--- Collected data ---
** Begin **

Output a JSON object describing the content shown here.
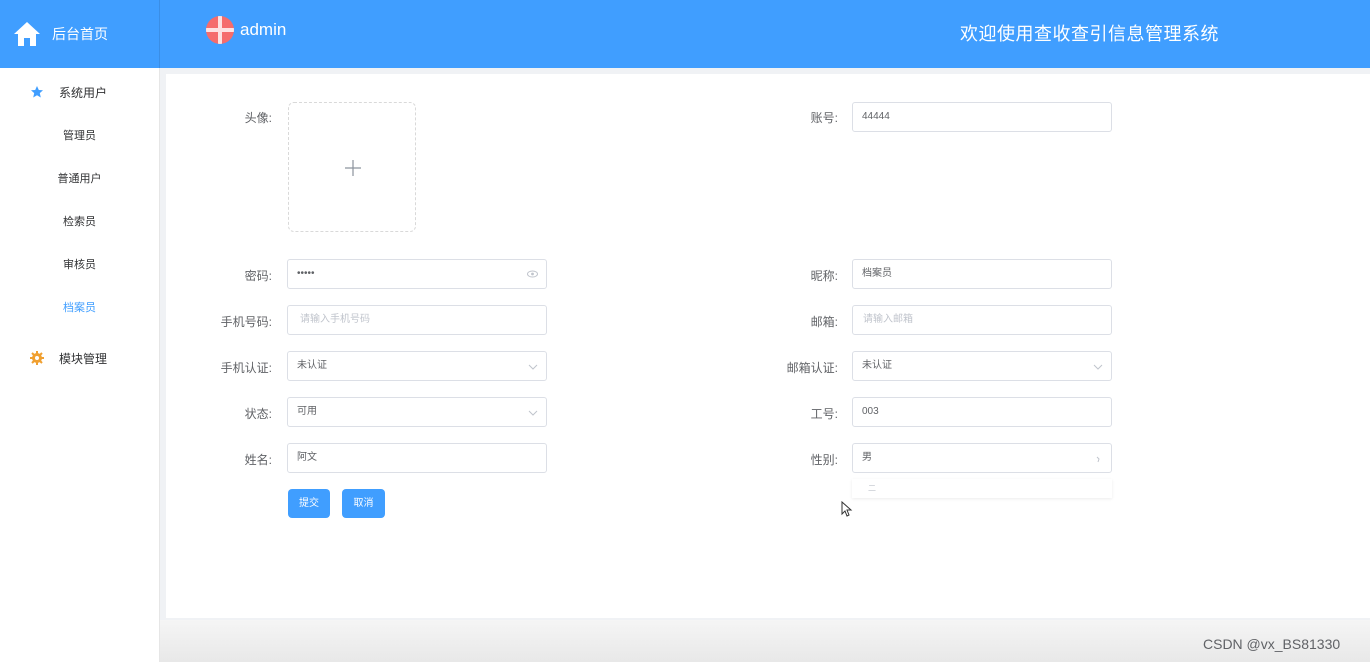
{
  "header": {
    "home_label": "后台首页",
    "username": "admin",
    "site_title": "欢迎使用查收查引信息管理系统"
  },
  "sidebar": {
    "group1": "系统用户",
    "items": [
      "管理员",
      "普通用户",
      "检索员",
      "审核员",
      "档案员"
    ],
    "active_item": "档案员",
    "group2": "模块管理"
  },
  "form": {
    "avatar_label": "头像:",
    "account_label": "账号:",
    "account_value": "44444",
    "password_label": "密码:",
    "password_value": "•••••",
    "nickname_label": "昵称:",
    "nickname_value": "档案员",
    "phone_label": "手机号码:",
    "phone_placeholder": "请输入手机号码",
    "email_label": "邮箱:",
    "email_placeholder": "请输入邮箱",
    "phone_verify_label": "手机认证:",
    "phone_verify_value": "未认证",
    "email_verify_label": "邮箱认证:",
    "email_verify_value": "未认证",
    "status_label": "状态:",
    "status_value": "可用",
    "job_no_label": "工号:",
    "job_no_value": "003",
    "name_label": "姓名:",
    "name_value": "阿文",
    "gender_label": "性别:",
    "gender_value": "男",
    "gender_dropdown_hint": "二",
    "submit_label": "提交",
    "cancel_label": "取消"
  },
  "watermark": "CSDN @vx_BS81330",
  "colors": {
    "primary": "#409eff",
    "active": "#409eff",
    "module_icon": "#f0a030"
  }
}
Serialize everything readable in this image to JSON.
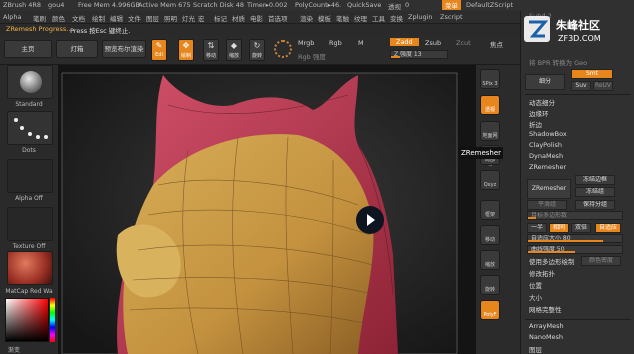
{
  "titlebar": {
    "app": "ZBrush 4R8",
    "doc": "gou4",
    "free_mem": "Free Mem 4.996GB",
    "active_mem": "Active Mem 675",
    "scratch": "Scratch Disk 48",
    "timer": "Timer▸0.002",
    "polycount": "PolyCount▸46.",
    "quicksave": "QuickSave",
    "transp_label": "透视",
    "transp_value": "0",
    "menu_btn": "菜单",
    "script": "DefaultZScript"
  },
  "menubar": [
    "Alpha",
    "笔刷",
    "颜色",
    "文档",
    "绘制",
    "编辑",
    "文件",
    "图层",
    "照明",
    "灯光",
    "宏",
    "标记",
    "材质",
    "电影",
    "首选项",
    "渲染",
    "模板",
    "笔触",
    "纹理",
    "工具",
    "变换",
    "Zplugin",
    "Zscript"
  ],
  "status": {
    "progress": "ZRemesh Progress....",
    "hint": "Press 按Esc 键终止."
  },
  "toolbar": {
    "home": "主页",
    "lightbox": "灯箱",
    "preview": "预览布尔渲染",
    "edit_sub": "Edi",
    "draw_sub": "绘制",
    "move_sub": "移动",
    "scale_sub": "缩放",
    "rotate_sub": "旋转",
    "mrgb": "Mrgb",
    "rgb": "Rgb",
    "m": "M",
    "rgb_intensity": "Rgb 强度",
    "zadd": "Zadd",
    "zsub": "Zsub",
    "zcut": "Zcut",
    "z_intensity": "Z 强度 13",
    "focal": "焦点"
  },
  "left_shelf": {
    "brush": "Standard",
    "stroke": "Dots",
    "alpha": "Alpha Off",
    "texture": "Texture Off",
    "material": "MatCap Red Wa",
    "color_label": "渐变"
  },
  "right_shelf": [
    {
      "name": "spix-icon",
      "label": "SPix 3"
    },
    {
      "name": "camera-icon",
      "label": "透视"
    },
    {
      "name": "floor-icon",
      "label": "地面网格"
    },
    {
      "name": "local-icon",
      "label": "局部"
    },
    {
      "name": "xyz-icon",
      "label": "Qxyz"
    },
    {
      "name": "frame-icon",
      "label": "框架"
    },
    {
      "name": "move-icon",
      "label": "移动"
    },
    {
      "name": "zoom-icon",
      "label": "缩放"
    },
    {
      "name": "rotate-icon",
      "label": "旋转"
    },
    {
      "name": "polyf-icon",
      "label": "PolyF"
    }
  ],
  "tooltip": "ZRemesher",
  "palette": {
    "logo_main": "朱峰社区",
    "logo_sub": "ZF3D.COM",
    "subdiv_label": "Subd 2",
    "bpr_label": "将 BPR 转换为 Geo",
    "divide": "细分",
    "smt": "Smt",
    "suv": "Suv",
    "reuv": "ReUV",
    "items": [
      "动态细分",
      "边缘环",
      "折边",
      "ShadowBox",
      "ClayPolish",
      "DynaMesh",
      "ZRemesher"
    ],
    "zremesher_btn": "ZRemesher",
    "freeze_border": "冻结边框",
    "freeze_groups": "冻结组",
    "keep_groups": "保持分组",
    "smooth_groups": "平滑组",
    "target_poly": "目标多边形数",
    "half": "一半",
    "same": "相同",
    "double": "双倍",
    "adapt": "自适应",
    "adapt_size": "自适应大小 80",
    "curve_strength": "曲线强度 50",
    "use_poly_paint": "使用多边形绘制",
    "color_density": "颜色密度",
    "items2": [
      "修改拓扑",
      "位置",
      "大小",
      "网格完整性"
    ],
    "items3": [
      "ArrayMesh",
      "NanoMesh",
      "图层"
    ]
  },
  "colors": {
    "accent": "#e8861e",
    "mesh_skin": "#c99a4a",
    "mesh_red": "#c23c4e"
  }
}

** End **

--- What you will do ---
From the listing, extract all text exactly as given and drop any picture.

--- Task response ---
Output a JSON object describing the content shown here.
{
  "header": {
    "home_label": "后台首页",
    "username": "admin",
    "site_title": "欢迎使用查收查引信息管理系统"
  },
  "sidebar": {
    "group1": "系统用户",
    "items": [
      "管理员",
      "普通用户",
      "检索员",
      "审核员",
      "档案员"
    ],
    "active_item": "档案员",
    "group2": "模块管理"
  },
  "form": {
    "avatar_label": "头像:",
    "account_label": "账号:",
    "account_value": "44444",
    "password_label": "密码:",
    "password_value": "•••••",
    "nickname_label": "昵称:",
    "nickname_value": "档案员",
    "phone_label": "手机号码:",
    "phone_placeholder": "请输入手机号码",
    "email_label": "邮箱:",
    "email_placeholder": "请输入邮箱",
    "phone_verify_label": "手机认证:",
    "phone_verify_value": "未认证",
    "email_verify_label": "邮箱认证:",
    "email_verify_value": "未认证",
    "status_label": "状态:",
    "status_value": "可用",
    "job_no_label": "工号:",
    "job_no_value": "003",
    "name_label": "姓名:",
    "name_value": "阿文",
    "gender_label": "性别:",
    "gender_value": "男",
    "gender_dropdown_hint": "二",
    "submit_label": "提交",
    "cancel_label": "取消"
  },
  "watermark": "CSDN @vx_BS81330",
  "colors": {
    "primary": "#409eff",
    "active": "#409eff",
    "module_icon": "#f0a030"
  }
}
Serialize everything readable in this image to JSON.
{
  "titlebar": {
    "app": "ZBrush 4R8",
    "doc": "gou4",
    "free_mem": "Free Mem 4.996GB",
    "active_mem": "Active Mem 675",
    "scratch": "Scratch Disk 48",
    "timer": "Timer▸0.002",
    "polycount": "PolyCount▸46.",
    "quicksave": "QuickSave",
    "transp_label": "透视",
    "transp_value": "0",
    "menu_btn": "菜单",
    "script": "DefaultZScript"
  },
  "menubar": [
    "Alpha",
    "笔刷",
    "颜色",
    "文档",
    "绘制",
    "编辑",
    "文件",
    "图层",
    "照明",
    "灯光",
    "宏",
    "标记",
    "材质",
    "电影",
    "首选项",
    "渲染",
    "模板",
    "笔触",
    "纹理",
    "工具",
    "变换",
    "Zplugin",
    "Zscript"
  ],
  "status": {
    "progress": "ZRemesh Progress....",
    "hint": "Press 按Esc 键终止."
  },
  "toolbar": {
    "home": "主页",
    "lightbox": "灯箱",
    "preview": "预览布尔渲染",
    "edit_sub": "Edi",
    "draw_sub": "绘制",
    "move_sub": "移动",
    "scale_sub": "缩放",
    "rotate_sub": "旋转",
    "mrgb": "Mrgb",
    "rgb": "Rgb",
    "m": "M",
    "rgb_intensity": "Rgb 强度",
    "zadd": "Zadd",
    "zsub": "Zsub",
    "zcut": "Zcut",
    "z_intensity": "Z 强度 13",
    "focal": "焦点"
  },
  "left_shelf": {
    "brush": "Standard",
    "stroke": "Dots",
    "alpha": "Alpha Off",
    "texture": "Texture Off",
    "material": "MatCap Red Wa",
    "color_label": "渐变"
  },
  "right_shelf": [
    {
      "name": "spix-icon",
      "label": "SPix 3"
    },
    {
      "name": "camera-icon",
      "label": "透视"
    },
    {
      "name": "floor-icon",
      "label": "地面网格"
    },
    {
      "name": "local-icon",
      "label": "局部"
    },
    {
      "name": "xyz-icon",
      "label": "Qxyz"
    },
    {
      "name": "frame-icon",
      "label": "框架"
    },
    {
      "name": "move-icon",
      "label": "移动"
    },
    {
      "name": "zoom-icon",
      "label": "缩放"
    },
    {
      "name": "rotate-icon",
      "label": "旋转"
    },
    {
      "name": "polyf-icon",
      "label": "PolyF"
    }
  ],
  "tooltip": "ZRemesher",
  "palette": {
    "logo_main": "朱峰社区",
    "logo_sub": "ZF3D.COM",
    "subdiv_label": "Subd 2",
    "bpr_label": "将 BPR 转换为 Geo",
    "divide": "细分",
    "smt": "Smt",
    "suv": "Suv",
    "reuv": "ReUV",
    "items": [
      "动态细分",
      "边缘环",
      "折边",
      "ShadowBox",
      "ClayPolish",
      "DynaMesh",
      "ZRemesher"
    ],
    "zremesher_btn": "ZRemesher",
    "freeze_border": "冻结边框",
    "freeze_groups": "冻结组",
    "keep_groups": "保持分组",
    "smooth_groups": "平滑组",
    "target_poly": "目标多边形数",
    "half": "一半",
    "same": "相同",
    "double": "双倍",
    "adapt": "自适应",
    "adapt_size": "自适应大小 80",
    "curve_strength": "曲线强度 50",
    "use_poly_paint": "使用多边形绘制",
    "color_density": "颜色密度",
    "items2": [
      "修改拓扑",
      "位置",
      "大小",
      "网格完整性"
    ],
    "items3": [
      "ArrayMesh",
      "NanoMesh",
      "图层"
    ]
  },
  "colors": {
    "accent": "#e8861e",
    "mesh_skin": "#c99a4a",
    "mesh_red": "#c23c4e"
  }
}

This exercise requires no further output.